■ Written request: Each entry below is to be printed verbatim.

[Dataset records]
BEGIN
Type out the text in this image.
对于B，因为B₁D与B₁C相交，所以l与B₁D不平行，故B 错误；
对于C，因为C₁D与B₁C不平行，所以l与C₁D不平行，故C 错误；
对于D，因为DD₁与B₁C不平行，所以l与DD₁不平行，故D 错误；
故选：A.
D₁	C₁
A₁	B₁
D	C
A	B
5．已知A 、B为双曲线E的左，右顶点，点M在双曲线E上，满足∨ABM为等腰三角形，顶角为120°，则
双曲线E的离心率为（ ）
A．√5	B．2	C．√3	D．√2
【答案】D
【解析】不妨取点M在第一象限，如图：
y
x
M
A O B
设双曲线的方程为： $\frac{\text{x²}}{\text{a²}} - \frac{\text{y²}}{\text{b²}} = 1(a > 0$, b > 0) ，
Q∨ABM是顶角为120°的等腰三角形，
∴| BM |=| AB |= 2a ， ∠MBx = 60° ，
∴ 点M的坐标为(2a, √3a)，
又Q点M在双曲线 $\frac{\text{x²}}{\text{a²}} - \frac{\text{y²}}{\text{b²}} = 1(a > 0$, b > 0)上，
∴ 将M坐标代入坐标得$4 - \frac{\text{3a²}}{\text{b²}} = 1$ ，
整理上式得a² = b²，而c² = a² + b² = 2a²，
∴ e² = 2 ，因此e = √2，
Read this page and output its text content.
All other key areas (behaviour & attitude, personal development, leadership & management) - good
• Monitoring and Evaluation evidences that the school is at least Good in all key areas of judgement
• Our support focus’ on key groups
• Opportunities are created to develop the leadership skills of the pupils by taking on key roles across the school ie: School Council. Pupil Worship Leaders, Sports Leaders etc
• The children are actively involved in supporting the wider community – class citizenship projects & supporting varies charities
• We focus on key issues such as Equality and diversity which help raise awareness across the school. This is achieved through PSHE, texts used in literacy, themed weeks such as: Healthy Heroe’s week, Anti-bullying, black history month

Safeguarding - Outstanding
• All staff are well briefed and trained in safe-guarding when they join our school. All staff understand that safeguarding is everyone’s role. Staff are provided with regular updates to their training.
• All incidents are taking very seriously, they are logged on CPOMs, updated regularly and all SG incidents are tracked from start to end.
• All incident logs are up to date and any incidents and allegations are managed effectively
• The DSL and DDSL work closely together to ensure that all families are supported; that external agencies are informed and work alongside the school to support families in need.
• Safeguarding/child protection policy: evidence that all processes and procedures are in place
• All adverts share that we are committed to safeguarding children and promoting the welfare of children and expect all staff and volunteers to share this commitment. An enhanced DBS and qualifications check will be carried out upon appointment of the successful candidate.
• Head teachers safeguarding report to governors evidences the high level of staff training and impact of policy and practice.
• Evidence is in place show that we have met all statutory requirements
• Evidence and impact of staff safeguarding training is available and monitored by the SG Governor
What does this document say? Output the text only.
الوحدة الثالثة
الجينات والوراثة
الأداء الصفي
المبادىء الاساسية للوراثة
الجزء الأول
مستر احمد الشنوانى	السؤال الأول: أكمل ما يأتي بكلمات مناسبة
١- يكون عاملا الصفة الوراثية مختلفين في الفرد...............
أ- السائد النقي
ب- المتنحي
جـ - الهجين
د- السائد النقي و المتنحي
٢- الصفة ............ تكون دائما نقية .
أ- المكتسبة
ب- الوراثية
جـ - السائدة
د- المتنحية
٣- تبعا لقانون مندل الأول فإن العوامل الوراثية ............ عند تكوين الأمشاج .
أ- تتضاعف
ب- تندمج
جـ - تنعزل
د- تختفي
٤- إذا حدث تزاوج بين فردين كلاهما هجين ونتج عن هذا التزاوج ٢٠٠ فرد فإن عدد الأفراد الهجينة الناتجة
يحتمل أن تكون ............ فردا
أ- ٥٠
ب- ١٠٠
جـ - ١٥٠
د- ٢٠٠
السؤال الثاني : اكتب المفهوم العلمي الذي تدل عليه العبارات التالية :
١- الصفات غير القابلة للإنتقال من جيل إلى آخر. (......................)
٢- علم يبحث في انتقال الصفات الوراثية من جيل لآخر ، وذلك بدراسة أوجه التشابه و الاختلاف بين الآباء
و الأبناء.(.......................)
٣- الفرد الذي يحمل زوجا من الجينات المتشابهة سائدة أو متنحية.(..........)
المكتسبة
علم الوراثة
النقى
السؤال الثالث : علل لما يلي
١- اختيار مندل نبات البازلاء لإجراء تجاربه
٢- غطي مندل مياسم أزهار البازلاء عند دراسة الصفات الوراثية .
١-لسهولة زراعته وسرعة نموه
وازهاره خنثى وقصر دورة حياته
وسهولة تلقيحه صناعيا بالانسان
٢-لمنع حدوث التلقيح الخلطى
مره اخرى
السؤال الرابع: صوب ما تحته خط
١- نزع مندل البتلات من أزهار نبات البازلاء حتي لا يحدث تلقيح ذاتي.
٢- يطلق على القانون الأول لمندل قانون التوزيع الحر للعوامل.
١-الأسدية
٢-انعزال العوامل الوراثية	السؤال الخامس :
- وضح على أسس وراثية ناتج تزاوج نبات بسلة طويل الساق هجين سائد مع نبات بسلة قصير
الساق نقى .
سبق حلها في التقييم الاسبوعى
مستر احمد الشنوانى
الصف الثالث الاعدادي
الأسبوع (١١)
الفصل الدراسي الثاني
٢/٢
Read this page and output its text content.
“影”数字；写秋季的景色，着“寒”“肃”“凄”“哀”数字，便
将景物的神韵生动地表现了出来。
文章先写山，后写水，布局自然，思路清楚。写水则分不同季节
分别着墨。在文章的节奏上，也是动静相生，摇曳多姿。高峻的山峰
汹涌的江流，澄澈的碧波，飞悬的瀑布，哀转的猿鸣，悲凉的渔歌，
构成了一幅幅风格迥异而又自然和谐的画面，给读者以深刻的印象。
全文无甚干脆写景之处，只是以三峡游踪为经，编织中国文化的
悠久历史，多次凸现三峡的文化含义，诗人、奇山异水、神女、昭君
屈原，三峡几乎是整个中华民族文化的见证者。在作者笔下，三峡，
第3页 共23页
END
■ Full response:
Type out the text in this image.
对于B，因为B₁D与B₁C相交，所以l与B₁D不平行，故B 错误；
对于C，因为C₁D与B₁C不平行，所以l与C₁D不平行，故C 错误；
对于D，因为DD₁与B₁C不平行，所以l与DD₁不平行，故D 错误；
故选：A.
D₁	C₁
A₁	B₁
D	C
A	B
5．已知A 、B为双曲线E的左，右顶点，点M在双曲线E上，满足∨ABM为等腰三角形，顶角为120°，则
双曲线E的离心率为（ ）
A．√5	B．2	C．√3	D．√2
【答案】D
【解析】不妨取点M在第一象限，如图：
y
x
M
A O B
设双曲线的方程为： $\frac{\text{x²}}{\text{a²}} - \frac{\text{y²}}{\text{b²}} = 1(a > 0$, b > 0) ，
Q∨ABM是顶角为120°的等腰三角形，
∴| BM |=| AB |= 2a ， ∠MBx = 60° ，
∴ 点M的坐标为(2a, √3a)，
又Q点M在双曲线 $\frac{\text{x²}}{\text{a²}} - \frac{\text{y²}}{\text{b²}} = 1(a > 0$, b > 0)上，
∴ 将M坐标代入坐标得$4 - \frac{\text{3a²}}{\text{b²}} = 1$ ，
整理上式得a² = b²，而c² = a² + b² = 2a²，
∴ e² = 2 ，因此e = √2，
Read this page and output its text content.
All other key areas (behaviour & attitude, personal development, leadership & management) - good
• Monitoring and Evaluation evidences that the school is at least Good in all key areas of judgement
• Our support focus’ on key groups
• Opportunities are created to develop the leadership skills of the pupils by taking on key roles across the school ie: School Council. Pupil Worship Leaders, Sports Leaders etc
• The children are actively involved in supporting the wider community – class citizenship projects & supporting varies charities
• We focus on key issues such as Equality and diversity which help raise awareness across the school. This is achieved through PSHE, texts used in literacy, themed weeks such as: Healthy Heroe’s week, Anti-bullying, black history month

Safeguarding - Outstanding
• All staff are well briefed and trained in safe-guarding when they join our school. All staff understand that safeguarding is everyone’s role. Staff are provided with regular updates to their training.
• All incidents are taking very seriously, they are logged on CPOMs, updated regularly and all SG incidents are tracked from start to end.
• All incident logs are up to date and any incidents and allegations are managed effectively
• The DSL and DDSL work closely together to ensure that all families are supported; that external agencies are informed and work alongside the school to support families in need.
• Safeguarding/child protection policy: evidence that all processes and procedures are in place
• All adverts share that we are committed to safeguarding children and promoting the welfare of children and expect all staff and volunteers to share this commitment. An enhanced DBS and qualifications check will be carried out upon appointment of the successful candidate.
• Head teachers safeguarding report to governors evidences the high level of staff training and impact of policy and practice.
• Evidence is in place show that we have met all statutory requirements
• Evidence and impact of staff safeguarding training is available and monitored by the SG Governor
What does this document say? Output the text only.
الوحدة الثالثة
الجينات والوراثة
الأداء الصفي
المبادىء الاساسية للوراثة
الجزء الأول
مستر احمد الشنوانى	السؤال الأول: أكمل ما يأتي بكلمات مناسبة
١- يكون عاملا الصفة الوراثية مختلفين في الفرد...............
أ- السائد النقي
ب- المتنحي
جـ - الهجين
د- السائد النقي و المتنحي
٢- الصفة ............ تكون دائما نقية .
أ- المكتسبة
ب- الوراثية
جـ - السائدة
د- المتنحية
٣- تبعا لقانون مندل الأول فإن العوامل الوراثية ............ عند تكوين الأمشاج .
أ- تتضاعف
ب- تندمج
جـ - تنعزل
د- تختفي
٤- إذا حدث تزاوج بين فردين كلاهما هجين ونتج عن هذا التزاوج ٢٠٠ فرد فإن عدد الأفراد الهجينة الناتجة
يحتمل أن تكون ............ فردا
أ- ٥٠
ب- ١٠٠
جـ - ١٥٠
د- ٢٠٠
السؤال الثاني : اكتب المفهوم العلمي الذي تدل عليه العبارات التالية :
١- الصفات غير القابلة للإنتقال من جيل إلى آخر. (......................)
٢- علم يبحث في انتقال الصفات الوراثية من جيل لآخر ، وذلك بدراسة أوجه التشابه و الاختلاف بين الآباء
و الأبناء.(.......................)
٣- الفرد الذي يحمل زوجا من الجينات المتشابهة سائدة أو متنحية.(..........)
المكتسبة
علم الوراثة
النقى
السؤال الثالث : علل لما يلي
١- اختيار مندل نبات البازلاء لإجراء تجاربه
٢- غطي مندل مياسم أزهار البازلاء عند دراسة الصفات الوراثية .
١-لسهولة زراعته وسرعة نموه
وازهاره خنثى وقصر دورة حياته
وسهولة تلقيحه صناعيا بالانسان
٢-لمنع حدوث التلقيح الخلطى
مره اخرى
السؤال الرابع: صوب ما تحته خط
١- نزع مندل البتلات من أزهار نبات البازلاء حتي لا يحدث تلقيح ذاتي.
٢- يطلق على القانون الأول لمندل قانون التوزيع الحر للعوامل.
١-الأسدية
٢-انعزال العوامل الوراثية	السؤال الخامس :
- وضح على أسس وراثية ناتج تزاوج نبات بسلة طويل الساق هجين سائد مع نبات بسلة قصير
الساق نقى .
سبق حلها في التقييم الاسبوعى
مستر احمد الشنوانى
الصف الثالث الاعدادي
الأسبوع (١١)
الفصل الدراسي الثاني
٢/٢
Read this page and output its text content.
“影”数字；写秋季的景色，着“寒”“肃”“凄”“哀”数字，便
将景物的神韵生动地表现了出来。
文章先写山，后写水，布局自然，思路清楚。写水则分不同季节
分别着墨。在文章的节奏上，也是动静相生，摇曳多姿。高峻的山峰
汹涌的江流，澄澈的碧波，飞悬的瀑布，哀转的猿鸣，悲凉的渔歌，
构成了一幅幅风格迥异而又自然和谐的画面，给读者以深刻的印象。
全文无甚干脆写景之处，只是以三峡游踪为经，编织中国文化的
悠久历史，多次凸现三峡的文化含义，诗人、奇山异水、神女、昭君
屈原，三峡几乎是整个中华民族文化的见证者。在作者笔下，三峡，
第3页 共23页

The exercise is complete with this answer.